BEGIN Quoted text
Since Kreed released[15] the source code under the GNU General Public License, it is freely available to anyone wishing to utilize it in a project released under that license. Developers wishing to use it in a non-GPL project would be required to rewrite the algorithm without using any of Kreed's existing code.
Super 2×SaI and Super Eagle
Several slightly different versions of the scaling algorithm are available, and these are often referred to as Super 2×SaI and Super Eagle. Super Eagle, which is also written by Kreed, is similar to the 2×SaI engine, but does more blending. Super 2×SaI, which is also written by Kreed, is a filter that smooths the graphics, but it blends more than the Super Eagle engine.
hqnx family
Maxim Stepin's hq2x, hq3x, and hq4x are for scale factors of 2:1, 3:1, and 4:1 respectively. Each works by comparing the color value of each pixel to those of its eight immediate neighbours, marking the neighbours as close or distant, and using a pregenerated lookup table to find the proper proportion of input pixels' values for each of the 4, 9 or 16 corresponding output pixels. The hq3x family will perfectly smooth any diagonal line whose slope is ±0.5, ±1, or ±2 and which is not anti-aliased in the input; one with any other slope will alternate between two slopes in the output. It will also smooth very tight curves. Unlike 2xSaI, it anti-aliases the output.[16] Shader long thought to be hqx was in fact another shader of lower quality called HqFilter/ScaleHQ.[17] True hqx[18] has comparable quality to early versions of xBR.
hqnx was initially created for the Super Nintendo emulator ZSNES. The author of bsnes has released a space-efficient implementation of hq2x (ScaleHQ) to the public domain.[19]
xBR family
There are 6 filters in this family: xBR , xBRZ, xBR-Hybrid, Super xBR, xBR+3D and Super xBR+3D.
END Quoted text
Exercise A
Translate into Spanish this sentence from the scaling-algorithms text: "Super Eagle, which is also written by Kreed, is similar to the 2×SaI engine, but does more blending."
Exercise B
Print the portion of the scaling-algorithms text between "hqnx family" and "versions of xBR.", inclusive.
BEGIN Data section
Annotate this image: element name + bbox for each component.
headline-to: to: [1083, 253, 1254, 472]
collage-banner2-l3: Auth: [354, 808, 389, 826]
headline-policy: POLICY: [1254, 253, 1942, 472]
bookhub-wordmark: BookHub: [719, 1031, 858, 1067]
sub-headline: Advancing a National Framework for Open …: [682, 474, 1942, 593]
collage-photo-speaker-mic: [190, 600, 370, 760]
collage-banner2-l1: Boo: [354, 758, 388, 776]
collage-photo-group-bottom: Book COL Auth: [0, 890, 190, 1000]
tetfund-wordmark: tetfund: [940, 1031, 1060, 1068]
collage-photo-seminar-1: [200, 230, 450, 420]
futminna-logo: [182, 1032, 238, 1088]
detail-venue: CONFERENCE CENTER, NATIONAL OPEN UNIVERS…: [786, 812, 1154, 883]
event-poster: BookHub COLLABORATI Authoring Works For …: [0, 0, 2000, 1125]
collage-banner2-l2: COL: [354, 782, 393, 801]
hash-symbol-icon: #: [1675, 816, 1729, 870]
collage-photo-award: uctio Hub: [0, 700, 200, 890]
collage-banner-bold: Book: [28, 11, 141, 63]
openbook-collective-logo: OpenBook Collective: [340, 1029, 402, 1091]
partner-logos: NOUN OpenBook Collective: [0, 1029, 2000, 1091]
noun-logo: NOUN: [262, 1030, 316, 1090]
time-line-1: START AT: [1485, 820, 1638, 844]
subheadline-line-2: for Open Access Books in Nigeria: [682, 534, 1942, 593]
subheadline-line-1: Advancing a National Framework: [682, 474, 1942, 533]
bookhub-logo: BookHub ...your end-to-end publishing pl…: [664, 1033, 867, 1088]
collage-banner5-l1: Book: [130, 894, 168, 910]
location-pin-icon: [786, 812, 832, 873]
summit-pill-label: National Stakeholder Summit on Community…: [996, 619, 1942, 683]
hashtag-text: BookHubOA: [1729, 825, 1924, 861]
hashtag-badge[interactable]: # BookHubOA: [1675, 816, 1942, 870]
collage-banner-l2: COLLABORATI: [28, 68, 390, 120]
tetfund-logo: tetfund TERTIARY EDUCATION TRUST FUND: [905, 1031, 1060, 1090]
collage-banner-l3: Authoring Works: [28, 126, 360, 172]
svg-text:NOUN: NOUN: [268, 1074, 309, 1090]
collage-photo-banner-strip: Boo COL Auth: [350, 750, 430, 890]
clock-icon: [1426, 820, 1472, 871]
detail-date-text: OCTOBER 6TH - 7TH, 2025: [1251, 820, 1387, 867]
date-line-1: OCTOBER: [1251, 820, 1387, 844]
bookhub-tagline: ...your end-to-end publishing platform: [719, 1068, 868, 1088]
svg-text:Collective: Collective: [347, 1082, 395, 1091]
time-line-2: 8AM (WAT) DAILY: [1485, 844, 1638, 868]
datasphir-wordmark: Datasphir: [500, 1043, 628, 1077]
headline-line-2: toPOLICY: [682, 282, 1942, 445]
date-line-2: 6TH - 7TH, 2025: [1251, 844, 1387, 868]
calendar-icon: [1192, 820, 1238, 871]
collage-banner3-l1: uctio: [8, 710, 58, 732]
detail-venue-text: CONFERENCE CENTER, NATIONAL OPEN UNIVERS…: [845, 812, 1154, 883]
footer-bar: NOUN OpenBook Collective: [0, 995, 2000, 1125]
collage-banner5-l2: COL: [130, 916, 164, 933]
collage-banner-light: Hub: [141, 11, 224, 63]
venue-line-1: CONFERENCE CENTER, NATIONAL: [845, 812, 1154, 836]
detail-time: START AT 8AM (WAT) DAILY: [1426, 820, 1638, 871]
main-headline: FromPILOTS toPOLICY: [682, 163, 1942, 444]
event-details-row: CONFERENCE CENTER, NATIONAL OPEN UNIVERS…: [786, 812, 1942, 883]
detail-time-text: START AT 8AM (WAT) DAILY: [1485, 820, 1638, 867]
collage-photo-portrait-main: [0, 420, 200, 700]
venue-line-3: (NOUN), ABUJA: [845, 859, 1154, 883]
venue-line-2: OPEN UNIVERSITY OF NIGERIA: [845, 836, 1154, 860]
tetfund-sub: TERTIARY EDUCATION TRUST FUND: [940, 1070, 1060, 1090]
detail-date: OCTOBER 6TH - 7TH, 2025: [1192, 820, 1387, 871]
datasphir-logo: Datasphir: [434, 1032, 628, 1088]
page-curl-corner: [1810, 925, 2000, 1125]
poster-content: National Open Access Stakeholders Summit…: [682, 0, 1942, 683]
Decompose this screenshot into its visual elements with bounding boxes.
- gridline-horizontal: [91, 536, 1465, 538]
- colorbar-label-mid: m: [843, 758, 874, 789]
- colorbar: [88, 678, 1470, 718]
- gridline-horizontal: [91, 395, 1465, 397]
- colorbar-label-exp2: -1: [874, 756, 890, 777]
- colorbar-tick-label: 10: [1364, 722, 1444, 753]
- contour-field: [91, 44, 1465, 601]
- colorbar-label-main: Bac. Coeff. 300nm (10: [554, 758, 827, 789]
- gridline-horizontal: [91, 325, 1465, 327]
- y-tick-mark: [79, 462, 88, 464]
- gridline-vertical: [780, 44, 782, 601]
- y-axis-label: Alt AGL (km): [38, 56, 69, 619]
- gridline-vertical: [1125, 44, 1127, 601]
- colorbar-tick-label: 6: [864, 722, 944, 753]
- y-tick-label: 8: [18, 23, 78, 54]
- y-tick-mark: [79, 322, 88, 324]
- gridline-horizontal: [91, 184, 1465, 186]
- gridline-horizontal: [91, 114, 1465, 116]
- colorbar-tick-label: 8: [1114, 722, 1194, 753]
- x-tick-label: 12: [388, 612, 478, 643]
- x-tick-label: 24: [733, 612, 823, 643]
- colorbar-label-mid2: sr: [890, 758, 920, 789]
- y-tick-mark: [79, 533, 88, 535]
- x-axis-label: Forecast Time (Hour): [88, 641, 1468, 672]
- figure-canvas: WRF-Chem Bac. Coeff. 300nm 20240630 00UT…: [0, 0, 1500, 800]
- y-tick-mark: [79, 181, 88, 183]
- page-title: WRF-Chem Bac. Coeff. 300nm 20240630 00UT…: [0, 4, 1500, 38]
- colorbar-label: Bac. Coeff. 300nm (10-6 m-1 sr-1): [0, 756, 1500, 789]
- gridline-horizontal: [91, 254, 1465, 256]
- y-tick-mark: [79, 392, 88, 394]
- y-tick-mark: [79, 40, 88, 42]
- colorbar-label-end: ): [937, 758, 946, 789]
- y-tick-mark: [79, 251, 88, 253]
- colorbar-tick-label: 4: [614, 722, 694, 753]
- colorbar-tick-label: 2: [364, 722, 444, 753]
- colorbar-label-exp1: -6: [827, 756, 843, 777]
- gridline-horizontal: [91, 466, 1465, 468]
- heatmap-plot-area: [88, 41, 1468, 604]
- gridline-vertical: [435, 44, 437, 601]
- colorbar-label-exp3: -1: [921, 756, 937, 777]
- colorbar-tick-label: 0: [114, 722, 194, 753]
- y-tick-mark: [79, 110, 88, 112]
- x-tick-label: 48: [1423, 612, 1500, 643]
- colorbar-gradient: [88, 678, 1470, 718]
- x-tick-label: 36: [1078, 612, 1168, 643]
END Data section
Correct answer A
Super Eagle, que también fue escrito por Kreed, es similar al motor 2×SaI, pero realiza más mezcla.

Correct answer B
hqnx family
Maxim Stepin's hq2x, hq3x, and hq4x are for scale factors of 2:1, 3:1, and 4:1 respectively. Each works by comparing the color value of each pixel to those of its eight immediate neighbours, marking the neighbours as close or distant, and using a pregenerated lookup table to find the proper proportion of input pixels' values for each of the 4, 9 or 16 corresponding output pixels. The hq3x family will perfectly smooth any diagonal line whose slope is ±0.5, ±1, or ±2 and which is not anti-aliased in the input; one with any other slope will alternate between two slopes in the output. It will also smooth very tight curves. Unlike 2xSaI, it anti-aliases the output.[16] Shader long thought to be hqx was in fact another shader of lower quality called HqFilter/ScaleHQ.[17] True hqx[18] has comparable quality to early versions of xBR.